● **WHAT IS NEEDED**: Give back all of the data exactly.

(Excerpts from an interface dataset)

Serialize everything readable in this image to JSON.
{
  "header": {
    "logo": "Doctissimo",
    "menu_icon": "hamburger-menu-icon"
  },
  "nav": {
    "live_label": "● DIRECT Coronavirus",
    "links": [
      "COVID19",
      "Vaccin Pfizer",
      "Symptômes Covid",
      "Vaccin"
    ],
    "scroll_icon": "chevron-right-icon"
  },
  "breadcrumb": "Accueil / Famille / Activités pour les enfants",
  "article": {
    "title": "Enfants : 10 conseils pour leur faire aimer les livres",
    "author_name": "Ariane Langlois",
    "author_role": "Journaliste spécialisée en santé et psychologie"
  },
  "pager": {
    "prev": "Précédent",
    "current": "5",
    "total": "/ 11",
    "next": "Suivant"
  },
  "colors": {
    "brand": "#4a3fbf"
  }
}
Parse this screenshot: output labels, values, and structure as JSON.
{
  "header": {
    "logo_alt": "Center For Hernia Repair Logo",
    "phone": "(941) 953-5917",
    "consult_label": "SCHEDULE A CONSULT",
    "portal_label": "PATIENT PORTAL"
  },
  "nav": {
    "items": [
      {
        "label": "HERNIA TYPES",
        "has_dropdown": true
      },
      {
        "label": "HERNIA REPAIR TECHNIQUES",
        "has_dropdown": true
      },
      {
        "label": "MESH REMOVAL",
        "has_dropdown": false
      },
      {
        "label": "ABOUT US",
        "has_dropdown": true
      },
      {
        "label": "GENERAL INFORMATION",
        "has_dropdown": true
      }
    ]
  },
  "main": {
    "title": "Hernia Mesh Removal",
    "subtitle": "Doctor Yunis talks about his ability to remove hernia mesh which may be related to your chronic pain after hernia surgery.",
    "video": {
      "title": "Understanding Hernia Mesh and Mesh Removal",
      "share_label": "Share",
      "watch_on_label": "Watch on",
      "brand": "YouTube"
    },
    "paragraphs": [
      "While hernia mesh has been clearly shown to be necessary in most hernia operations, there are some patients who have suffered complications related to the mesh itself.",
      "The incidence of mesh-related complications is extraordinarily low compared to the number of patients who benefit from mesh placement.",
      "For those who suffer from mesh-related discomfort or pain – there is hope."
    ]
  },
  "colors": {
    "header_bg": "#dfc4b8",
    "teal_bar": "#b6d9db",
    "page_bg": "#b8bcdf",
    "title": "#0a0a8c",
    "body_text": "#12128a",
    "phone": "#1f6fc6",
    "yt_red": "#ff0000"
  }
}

● **ANSWER TO THIS EXERCISE**:
Serialize everything readable in this image to JSON.
{
  "header": {
    "logo": "Doctissimo",
    "menu_icon": "hamburger-menu-icon"
  },
  "nav": {
    "live_label": "● DIRECT Coronavirus",
    "links": [
      "COVID19",
      "Vaccin Pfizer",
      "Symptômes Covid",
      "Vaccin"
    ],
    "scroll_icon": "chevron-right-icon"
  },
  "breadcrumb": "Accueil / Famille / Activités pour les enfants",
  "article": {
    "title": "Enfants : 10 conseils pour leur faire aimer les livres",
    "author_name": "Ariane Langlois",
    "author_role": "Journaliste spécialisée en santé et psychologie"
  },
  "pager": {
    "prev": "Précédent",
    "current": "5",
    "total": "/ 11",
    "next": "Suivant"
  },
  "colors": {
    "brand": "#4a3fbf"
  }
}
Parse this screenshot: output labels, values, and structure as JSON.
{
  "header": {
    "logo_alt": "Center For Hernia Repair Logo",
    "phone": "(941) 953-5917",
    "consult_label": "SCHEDULE A CONSULT",
    "portal_label": "PATIENT PORTAL"
  },
  "nav": {
    "items": [
      {
        "label": "HERNIA TYPES",
        "has_dropdown": true
      },
      {
        "label": "HERNIA REPAIR TECHNIQUES",
        "has_dropdown": true
      },
      {
        "label": "MESH REMOVAL",
        "has_dropdown": false
      },
      {
        "label": "ABOUT US",
        "has_dropdown": true
      },
      {
        "label": "GENERAL INFORMATION",
        "has_dropdown": true
      }
    ]
  },
  "main": {
    "title": "Hernia Mesh Removal",
    "subtitle": "Doctor Yunis talks about his ability to remove hernia mesh which may be related to your chronic pain after hernia surgery.",
    "video": {
      "title": "Understanding Hernia Mesh and Mesh Removal",
      "share_label": "Share",
      "watch_on_label": "Watch on",
      "brand": "YouTube"
    },
    "paragraphs": [
      "While hernia mesh has been clearly shown to be necessary in most hernia operations, there are some patients who have suffered complications related to the mesh itself.",
      "The incidence of mesh-related complications is extraordinarily low compared to the number of patients who benefit from mesh placement.",
      "For those who suffer from mesh-related discomfort or pain – there is hope."
    ]
  },
  "colors": {
    "header_bg": "#dfc4b8",
    "teal_bar": "#b6d9db",
    "page_bg": "#b8bcdf",
    "title": "#0a0a8c",
    "body_text": "#12128a",
    "phone": "#1f6fc6",
    "yt_red": "#ff0000"
  }
}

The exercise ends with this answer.